● Task to carry out
Restate the whole of the material. Keep every word, and drop the pictures.

● Data to use
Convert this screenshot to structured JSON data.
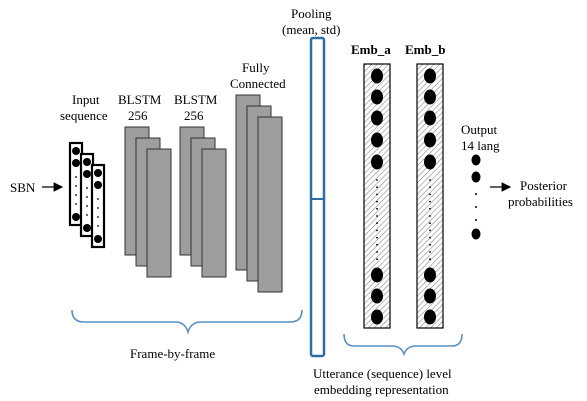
{
  "labels": {
    "sbn": "SBN",
    "input_line1": "Input",
    "input_line2": "sequence",
    "blstm1_line1": "BLSTM",
    "blstm1_line2": "256",
    "blstm2_line1": "BLSTM",
    "blstm2_line2": "256",
    "fc_line1": "Fully",
    "fc_line2": "Connected",
    "pooling_line1": "Pooling",
    "pooling_line2": "(mean, std)",
    "emb_a": "Emb_a",
    "emb_b": "Emb_b",
    "output_line1": "Output",
    "output_line2": "14 lang",
    "posterior_line1": "Posterior",
    "posterior_line2": "probabilities",
    "frame_by_frame": "Frame-by-frame",
    "utterance_line1": "Utterance (sequence) level",
    "utterance_line2": "embedding representation"
  },
  "colors": {
    "layer_fill": "#9e9e9e",
    "pooling_stroke": "#2e6da4",
    "brace_stroke": "#5b8fc7",
    "node_fill": "#000000"
  }
}
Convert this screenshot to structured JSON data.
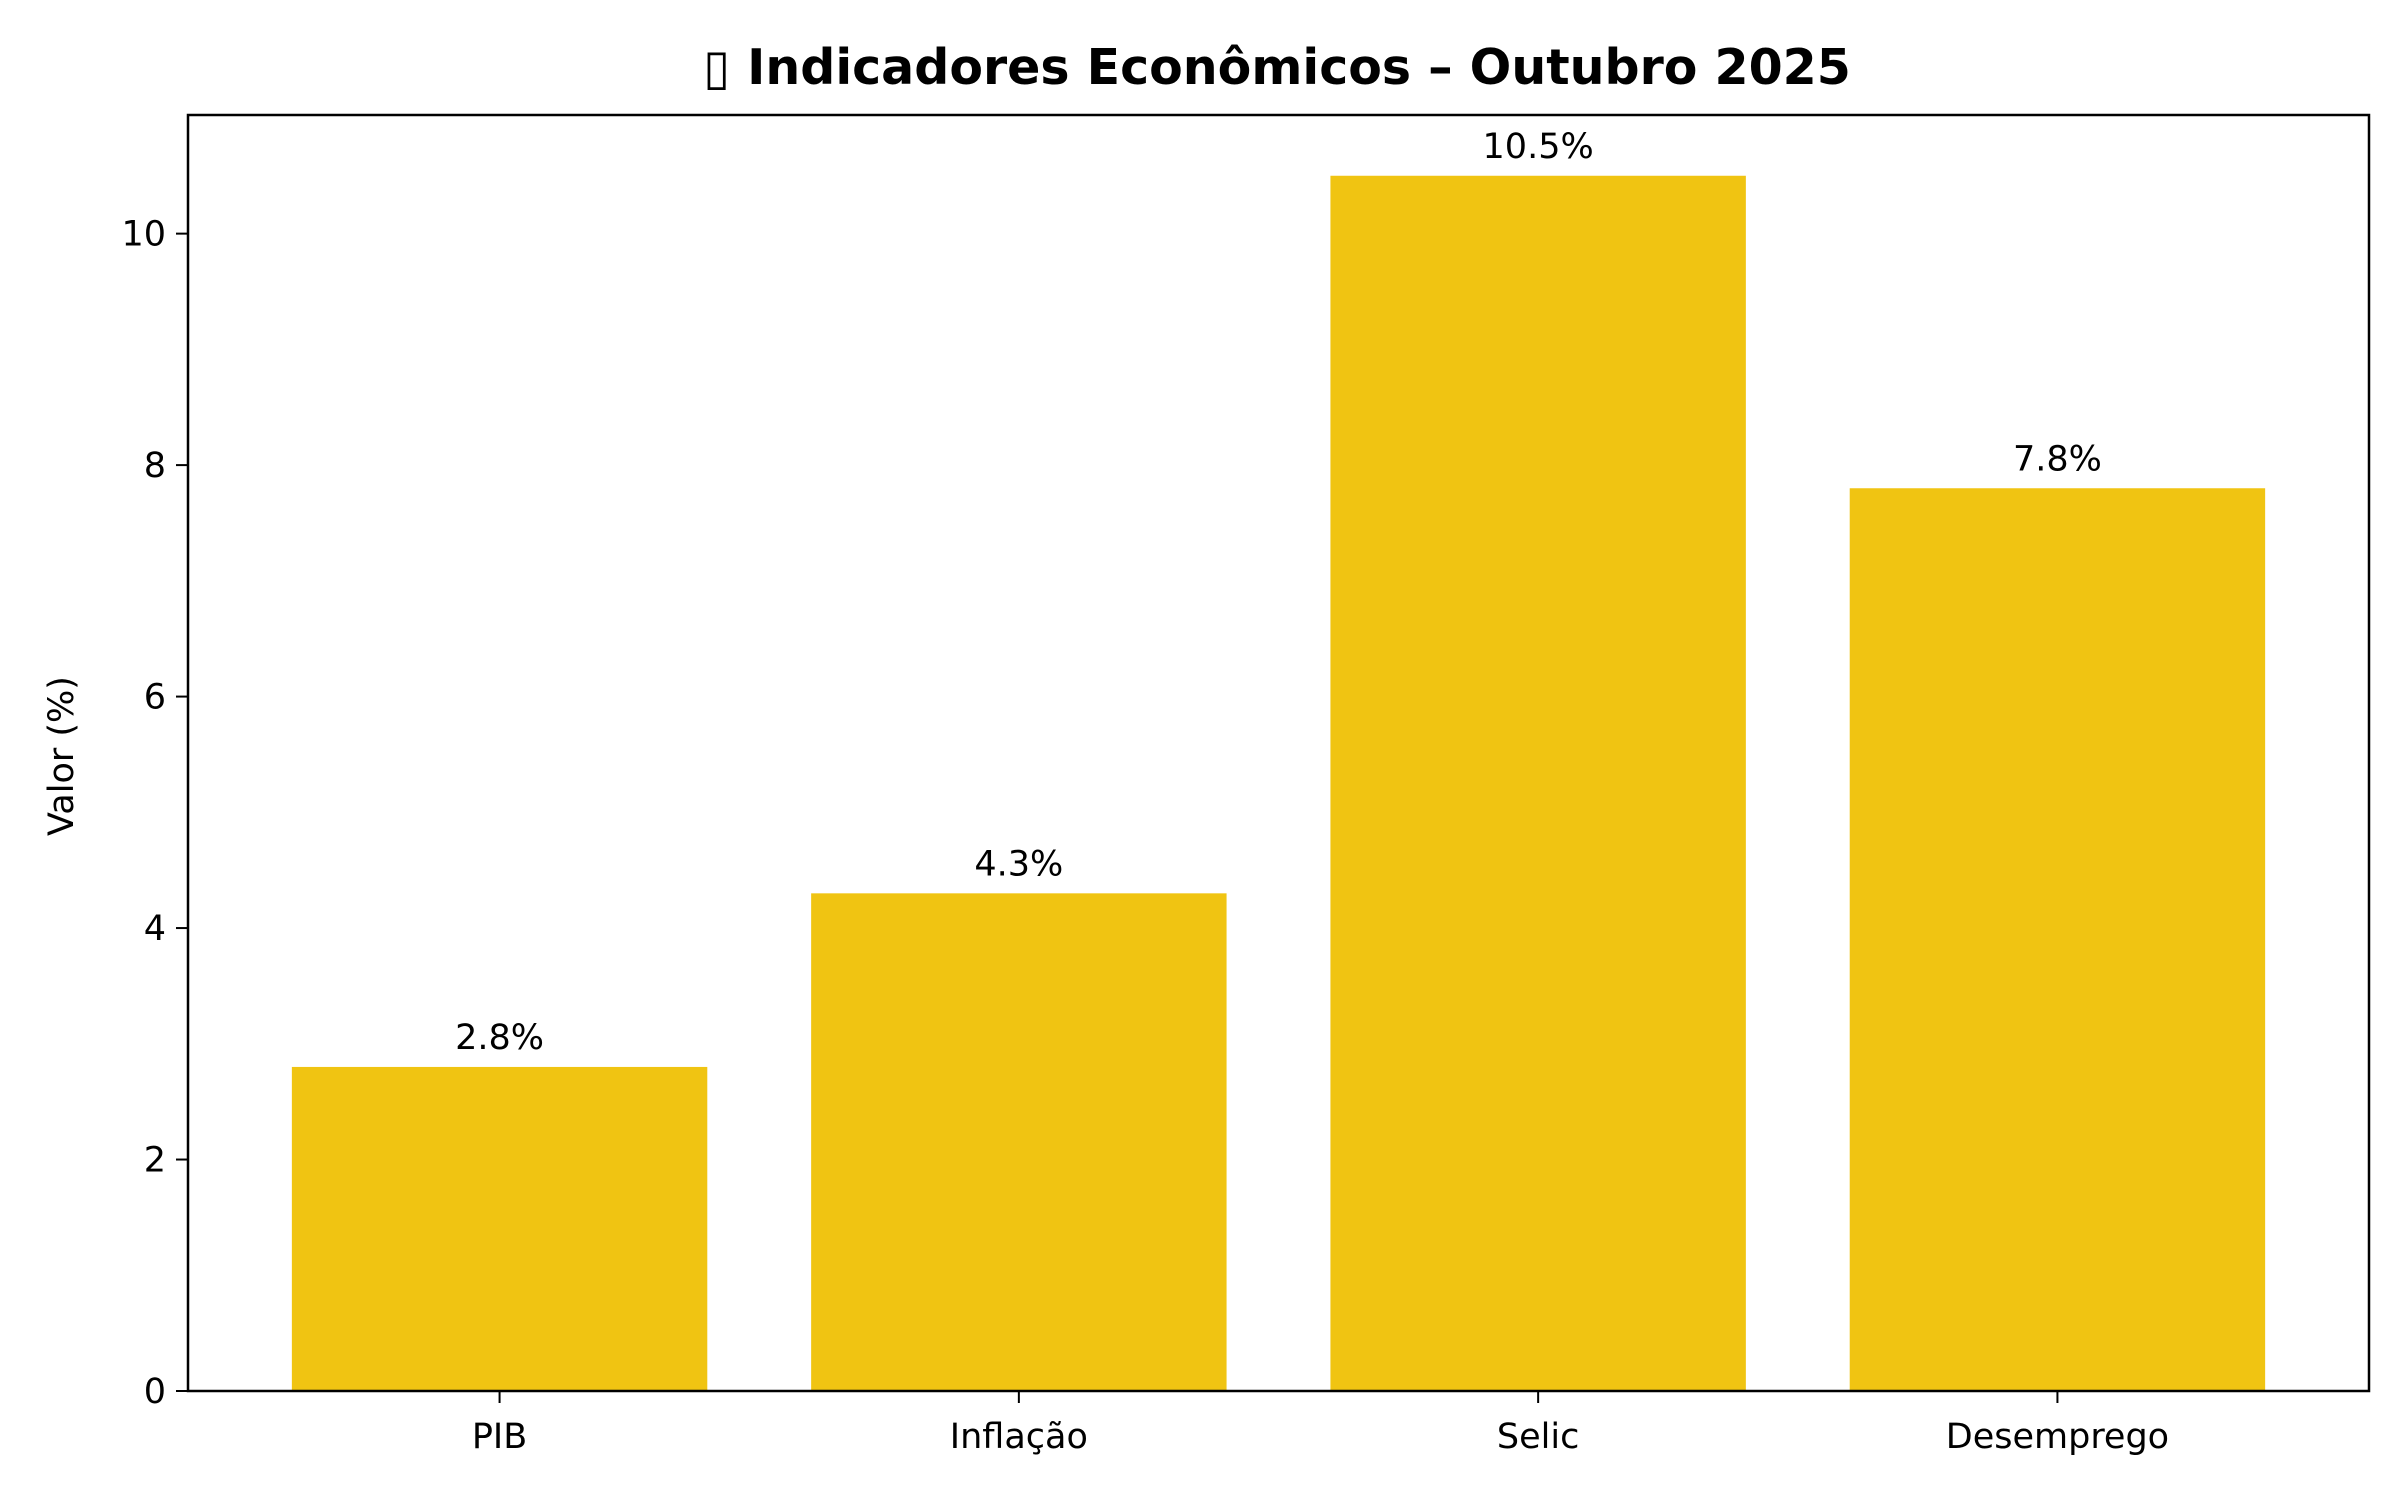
{
  "chart_data": {
    "type": "bar",
    "title": "▯ Indicadores Econômicos – Outubro 2025",
    "xlabel": "",
    "ylabel": "Valor (%)",
    "categories": [
      "PIB",
      "Inflação",
      "Selic",
      "Desemprego"
    ],
    "values": [
      2.8,
      4.3,
      10.5,
      7.8
    ],
    "data_labels": [
      "2.8%",
      "4.3%",
      "10.5%",
      "7.8%"
    ],
    "ylim": [
      0,
      11.025
    ],
    "yticks": [
      0,
      2,
      4,
      6,
      8,
      10
    ],
    "ytick_labels": [
      "0",
      "2",
      "4",
      "6",
      "8",
      "10"
    ],
    "bar_color": "#f0c412",
    "grid": false,
    "legend": "none"
  }
}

● The solution
Convert this screenshot to structured JSON data.
{
  "labels": {
    "sbn": "SBN",
    "input_line1": "Input",
    "input_line2": "sequence",
    "blstm1_line1": "BLSTM",
    "blstm1_line2": "256",
    "blstm2_line1": "BLSTM",
    "blstm2_line2": "256",
    "fc_line1": "Fully",
    "fc_line2": "Connected",
    "pooling_line1": "Pooling",
    "pooling_line2": "(mean, std)",
    "emb_a": "Emb_a",
    "emb_b": "Emb_b",
    "output_line1": "Output",
    "output_line2": "14 lang",
    "posterior_line1": "Posterior",
    "posterior_line2": "probabilities",
    "frame_by_frame": "Frame-by-frame",
    "utterance_line1": "Utterance (sequence) level",
    "utterance_line2": "embedding representation"
  },
  "colors": {
    "layer_fill": "#9e9e9e",
    "pooling_stroke": "#2e6da4",
    "brace_stroke": "#5b8fc7",
    "node_fill": "#000000"
  }
}
Convert this screenshot to structured JSON data.
{
  "chart_data": {
    "type": "bar",
    "title": "▯ Indicadores Econômicos – Outubro 2025",
    "xlabel": "",
    "ylabel": "Valor (%)",
    "categories": [
      "PIB",
      "Inflação",
      "Selic",
      "Desemprego"
    ],
    "values": [
      2.8,
      4.3,
      10.5,
      7.8
    ],
    "data_labels": [
      "2.8%",
      "4.3%",
      "10.5%",
      "7.8%"
    ],
    "ylim": [
      0,
      11.025
    ],
    "yticks": [
      0,
      2,
      4,
      6,
      8,
      10
    ],
    "ytick_labels": [
      "0",
      "2",
      "4",
      "6",
      "8",
      "10"
    ],
    "bar_color": "#f0c412",
    "grid": false,
    "legend": "none"
  }
}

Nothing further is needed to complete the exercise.